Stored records
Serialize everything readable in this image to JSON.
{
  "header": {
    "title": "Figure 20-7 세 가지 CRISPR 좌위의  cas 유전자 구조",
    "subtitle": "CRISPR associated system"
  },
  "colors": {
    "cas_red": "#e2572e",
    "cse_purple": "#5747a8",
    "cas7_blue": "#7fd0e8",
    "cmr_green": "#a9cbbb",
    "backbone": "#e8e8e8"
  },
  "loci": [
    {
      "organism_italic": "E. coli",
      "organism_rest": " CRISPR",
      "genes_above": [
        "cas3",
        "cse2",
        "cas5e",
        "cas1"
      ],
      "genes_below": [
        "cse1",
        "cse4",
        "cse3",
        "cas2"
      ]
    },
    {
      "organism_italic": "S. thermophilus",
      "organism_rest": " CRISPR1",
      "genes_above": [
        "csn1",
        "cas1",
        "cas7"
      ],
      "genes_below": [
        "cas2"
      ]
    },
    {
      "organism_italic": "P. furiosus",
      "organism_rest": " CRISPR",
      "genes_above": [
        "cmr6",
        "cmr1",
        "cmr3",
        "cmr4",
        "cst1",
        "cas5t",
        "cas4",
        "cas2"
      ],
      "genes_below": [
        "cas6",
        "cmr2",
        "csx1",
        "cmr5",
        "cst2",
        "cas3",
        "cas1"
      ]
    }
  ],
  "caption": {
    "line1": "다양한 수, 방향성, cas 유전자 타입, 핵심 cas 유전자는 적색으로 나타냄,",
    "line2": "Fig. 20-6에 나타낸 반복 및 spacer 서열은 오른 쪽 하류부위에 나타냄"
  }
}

Work required:
Return the data in its entirety, exactly as given.

Output for this exercise:
Serialize everything readable in this image to JSON.
{
  "header": {
    "title": "Figure 20-7 세 가지 CRISPR 좌위의  cas 유전자 구조",
    "subtitle": "CRISPR associated system"
  },
  "colors": {
    "cas_red": "#e2572e",
    "cse_purple": "#5747a8",
    "cas7_blue": "#7fd0e8",
    "cmr_green": "#a9cbbb",
    "backbone": "#e8e8e8"
  },
  "loci": [
    {
      "organism_italic": "E. coli",
      "organism_rest": " CRISPR",
      "genes_above": [
        "cas3",
        "cse2",
        "cas5e",
        "cas1"
      ],
      "genes_below": [
        "cse1",
        "cse4",
        "cse3",
        "cas2"
      ]
    },
    {
      "organism_italic": "S. thermophilus",
      "organism_rest": " CRISPR1",
      "genes_above": [
        "csn1",
        "cas1",
        "cas7"
      ],
      "genes_below": [
        "cas2"
      ]
    },
    {
      "organism_italic": "P. furiosus",
      "organism_rest": " CRISPR",
      "genes_above": [
        "cmr6",
        "cmr1",
        "cmr3",
        "cmr4",
        "cst1",
        "cas5t",
        "cas4",
        "cas2"
      ],
      "genes_below": [
        "cas6",
        "cmr2",
        "csx1",
        "cmr5",
        "cst2",
        "cas3",
        "cas1"
      ]
    }
  ],
  "caption": {
    "line1": "다양한 수, 방향성, cas 유전자 타입, 핵심 cas 유전자는 적색으로 나타냄,",
    "line2": "Fig. 20-6에 나타낸 반복 및 spacer 서열은 오른 쪽 하류부위에 나타냄"
  }
}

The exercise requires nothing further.